[Extracted data entries]
——————

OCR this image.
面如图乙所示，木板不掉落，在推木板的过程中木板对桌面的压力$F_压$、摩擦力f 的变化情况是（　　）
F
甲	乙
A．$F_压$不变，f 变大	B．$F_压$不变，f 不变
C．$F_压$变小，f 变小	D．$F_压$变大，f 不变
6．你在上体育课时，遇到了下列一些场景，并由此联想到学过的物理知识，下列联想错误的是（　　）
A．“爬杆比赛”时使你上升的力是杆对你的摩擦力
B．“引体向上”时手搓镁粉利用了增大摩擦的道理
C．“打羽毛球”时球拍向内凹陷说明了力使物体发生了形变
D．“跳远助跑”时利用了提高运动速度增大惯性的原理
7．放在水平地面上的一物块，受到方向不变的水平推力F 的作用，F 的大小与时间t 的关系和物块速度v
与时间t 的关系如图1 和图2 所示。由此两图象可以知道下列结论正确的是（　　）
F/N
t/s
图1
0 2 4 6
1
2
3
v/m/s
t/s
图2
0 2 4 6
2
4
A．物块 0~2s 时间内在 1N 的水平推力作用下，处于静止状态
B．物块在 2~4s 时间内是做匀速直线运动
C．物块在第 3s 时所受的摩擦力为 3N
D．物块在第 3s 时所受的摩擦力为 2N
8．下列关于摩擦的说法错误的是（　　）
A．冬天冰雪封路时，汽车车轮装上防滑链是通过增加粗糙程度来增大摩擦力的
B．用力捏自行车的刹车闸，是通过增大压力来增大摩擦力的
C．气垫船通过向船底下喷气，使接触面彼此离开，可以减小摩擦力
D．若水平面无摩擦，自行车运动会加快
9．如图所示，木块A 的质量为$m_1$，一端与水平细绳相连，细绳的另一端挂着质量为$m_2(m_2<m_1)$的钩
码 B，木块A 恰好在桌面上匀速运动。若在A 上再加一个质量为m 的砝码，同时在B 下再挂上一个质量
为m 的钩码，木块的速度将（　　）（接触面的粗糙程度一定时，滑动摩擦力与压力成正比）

——————

[TASK DIRECTIONS] Please reproduce every line of the material word for word.

[THE COMPLETED TASK]
OCR this image.
面如图乙所示，木板不掉落，在推木板的过程中木板对桌面的压力$F_压$、摩擦力f 的变化情况是（　　）
F
甲	乙
A．$F_压$不变，f 变大	B．$F_压$不变，f 不变
C．$F_压$变小，f 变小	D．$F_压$变大，f 不变
6．你在上体育课时，遇到了下列一些场景，并由此联想到学过的物理知识，下列联想错误的是（　　）
A．“爬杆比赛”时使你上升的力是杆对你的摩擦力
B．“引体向上”时手搓镁粉利用了增大摩擦的道理
C．“打羽毛球”时球拍向内凹陷说明了力使物体发生了形变
D．“跳远助跑”时利用了提高运动速度增大惯性的原理
7．放在水平地面上的一物块，受到方向不变的水平推力F 的作用，F 的大小与时间t 的关系和物块速度v
与时间t 的关系如图1 和图2 所示。由此两图象可以知道下列结论正确的是（　　）
F/N
t/s
图1
0 2 4 6
1
2
3
v/m/s
t/s
图2
0 2 4 6
2
4
A．物块 0~2s 时间内在 1N 的水平推力作用下，处于静止状态
B．物块在 2~4s 时间内是做匀速直线运动
C．物块在第 3s 时所受的摩擦力为 3N
D．物块在第 3s 时所受的摩擦力为 2N
8．下列关于摩擦的说法错误的是（　　）
A．冬天冰雪封路时，汽车车轮装上防滑链是通过增加粗糙程度来增大摩擦力的
B．用力捏自行车的刹车闸，是通过增大压力来增大摩擦力的
C．气垫船通过向船底下喷气，使接触面彼此离开，可以减小摩擦力
D．若水平面无摩擦，自行车运动会加快
9．如图所示，木块A 的质量为$m_1$，一端与水平细绳相连，细绳的另一端挂着质量为$m_2(m_2<m_1)$的钩
码 B，木块A 恰好在桌面上匀速运动。若在A 上再加一个质量为m 的砝码，同时在B 下再挂上一个质量
为m 的钩码，木块的速度将（　　）（接触面的粗糙程度一定时，滑动摩擦力与压力成正比）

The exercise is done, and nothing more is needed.